Filter the records below down to lines containing "Theory".

▬▬▬

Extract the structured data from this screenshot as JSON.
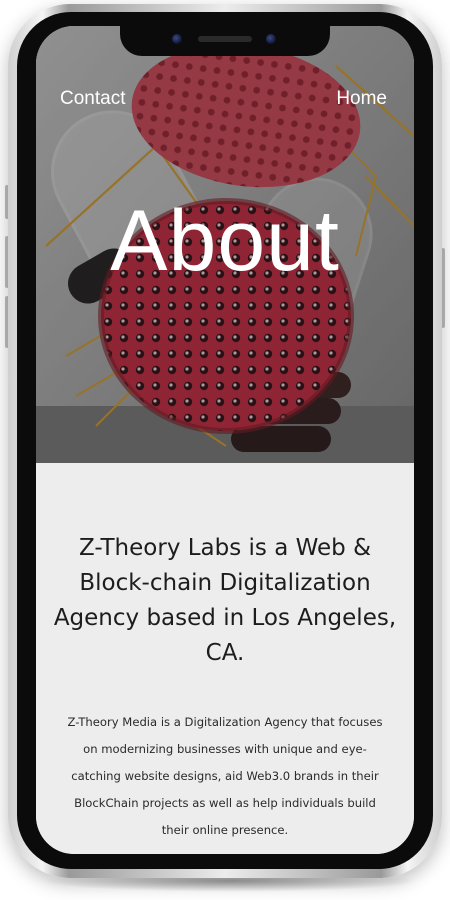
{
  "nav": {
    "contact_label": "Contact",
    "home_label": "Home"
  },
  "hero": {
    "title": "About"
  },
  "content": {
    "headline": "Z-Theory Labs is a Web & Block-chain Digitalization Agency based in Los Angeles, CA.",
    "body": "Z-Theory Media is a Digitalization Agency that focuses on modernizing businesses with unique and eye-catching website designs, aid Web3.0 brands in their BlockChain projects as well as help individuals build their online presence."
  },
  "colors": {
    "hero_accent_red": "#b8243a",
    "hero_accent_gold": "#c2902c",
    "content_background": "#ededed",
    "text_primary": "#1d1d1d"
  }
}
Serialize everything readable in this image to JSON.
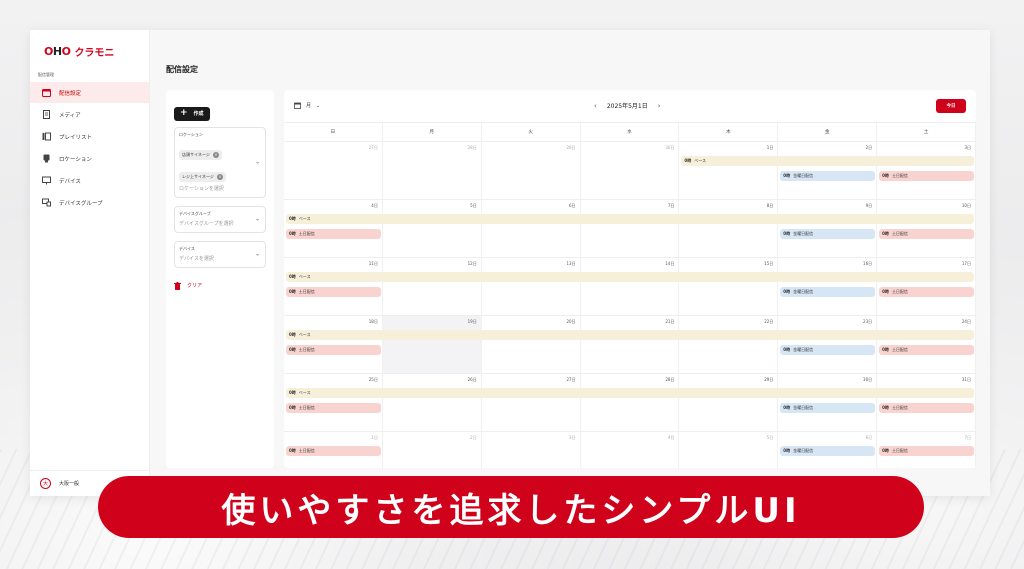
{
  "brand": {
    "logo_prefix": "OHO",
    "logo_name": "クラモニ"
  },
  "sidebar": {
    "section_label": "配信管理",
    "items": [
      {
        "label": "配信設定",
        "icon": "calendar-icon",
        "active": true
      },
      {
        "label": "メディア",
        "icon": "document-icon",
        "active": false
      },
      {
        "label": "プレイリスト",
        "icon": "playlist-icon",
        "active": false
      },
      {
        "label": "ロケーション",
        "icon": "location-icon",
        "active": false
      },
      {
        "label": "デバイス",
        "icon": "monitor-icon",
        "active": false
      },
      {
        "label": "デバイスグループ",
        "icon": "device-group-icon",
        "active": false
      }
    ],
    "user": {
      "avatar_letter": "大",
      "name": "大阪一般"
    }
  },
  "page": {
    "title": "配信設定"
  },
  "filters": {
    "create_label": "作成",
    "location": {
      "label": "ロケーション",
      "chips": [
        "店頭サイネージ",
        "レジ上サイネージ"
      ],
      "placeholder": "ロケーションを選択"
    },
    "device_group": {
      "label": "デバイスグループ",
      "placeholder": "デバイスグループを選択"
    },
    "device": {
      "label": "デバイス",
      "placeholder": "デバイスを選択"
    },
    "clear_label": "クリア"
  },
  "calendar": {
    "view_label": "月",
    "month_label": "2025年5月1日",
    "today_label": "今日",
    "weekdays": [
      "日",
      "月",
      "火",
      "水",
      "木",
      "金",
      "土"
    ],
    "weeks": [
      {
        "days": [
          "27日",
          "28日",
          "29日",
          "30日",
          "1日",
          "2日",
          "3日"
        ],
        "muted": [
          0,
          1,
          2,
          3
        ],
        "base": {
          "start": 4,
          "text": "ベース"
        },
        "blue": true,
        "pink": true,
        "pink_sun": false
      },
      {
        "days": [
          "4日",
          "5日",
          "6日",
          "7日",
          "8日",
          "9日",
          "10日"
        ],
        "muted": [],
        "base": {
          "start": 0,
          "text": "ベース"
        },
        "blue": true,
        "pink": true,
        "pink_sun": true
      },
      {
        "days": [
          "11日",
          "12日",
          "13日",
          "14日",
          "15日",
          "16日",
          "17日"
        ],
        "muted": [],
        "base": {
          "start": 0,
          "text": "ベース"
        },
        "blue": true,
        "pink": true,
        "pink_sun": true
      },
      {
        "days": [
          "18日",
          "19日",
          "20日",
          "21日",
          "22日",
          "23日",
          "24日"
        ],
        "muted": [],
        "base": {
          "start": 0,
          "text": "ベース"
        },
        "blue": true,
        "pink": true,
        "pink_sun": true,
        "highlight": 1
      },
      {
        "days": [
          "25日",
          "26日",
          "27日",
          "28日",
          "29日",
          "30日",
          "31日"
        ],
        "muted": [],
        "base": {
          "start": 0,
          "text": "ベース"
        },
        "blue": true,
        "pink": true,
        "pink_sun": true
      },
      {
        "days": [
          "1日",
          "2日",
          "3日",
          "4日",
          "5日",
          "6日",
          "7日"
        ],
        "muted": [
          0,
          1,
          2,
          3,
          4,
          5,
          6
        ],
        "base": null,
        "blue": true,
        "pink": true,
        "pink_sun": true,
        "shift": true
      }
    ],
    "event_time": "0時",
    "events": {
      "blue": "金曜日配信",
      "pink": "土日配信"
    }
  },
  "banner": {
    "text": "使いやすさを追求したシンプルUI"
  }
}
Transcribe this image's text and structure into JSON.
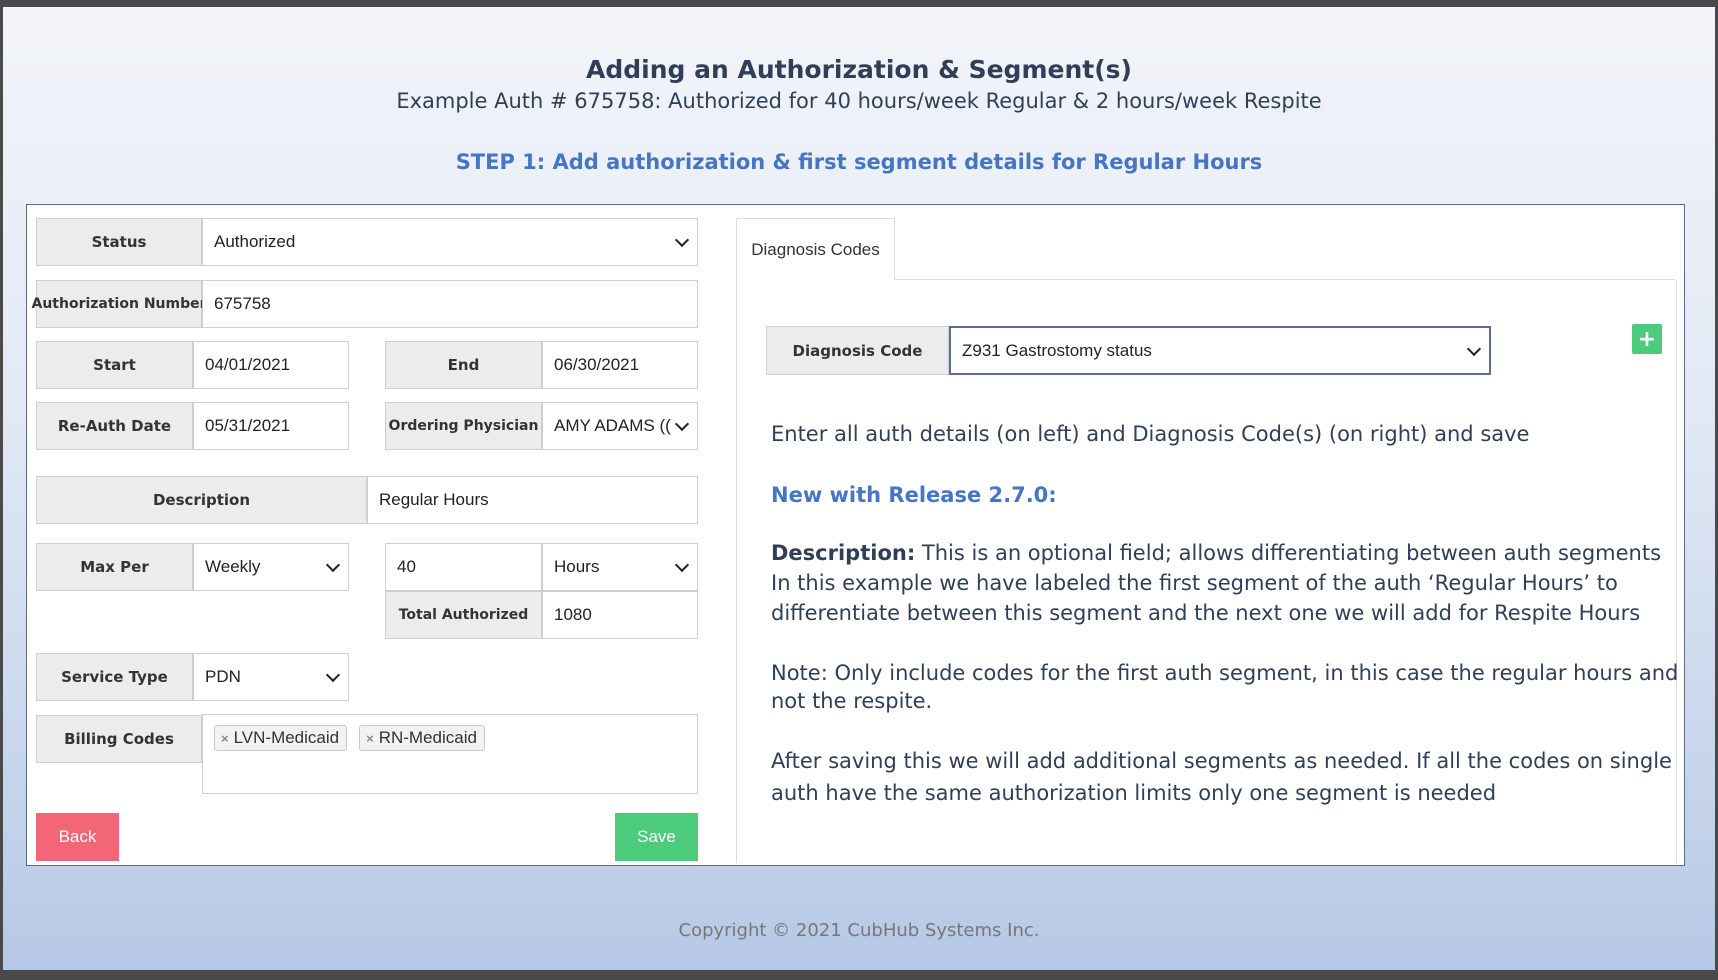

▬▬▬

▸ **Written answer**
    "headline": "Z-Theory Labs is a Web & Block-chain Digitalization Agency based in Los Angeles, CA.",
    "body": "Z-Theory Media is a Digitalization Agency that focuses on modernizing businesses with unique and eye-catching website designs, aid Web3.0 brands in their BlockChain projects as well as help individuals build their online presence."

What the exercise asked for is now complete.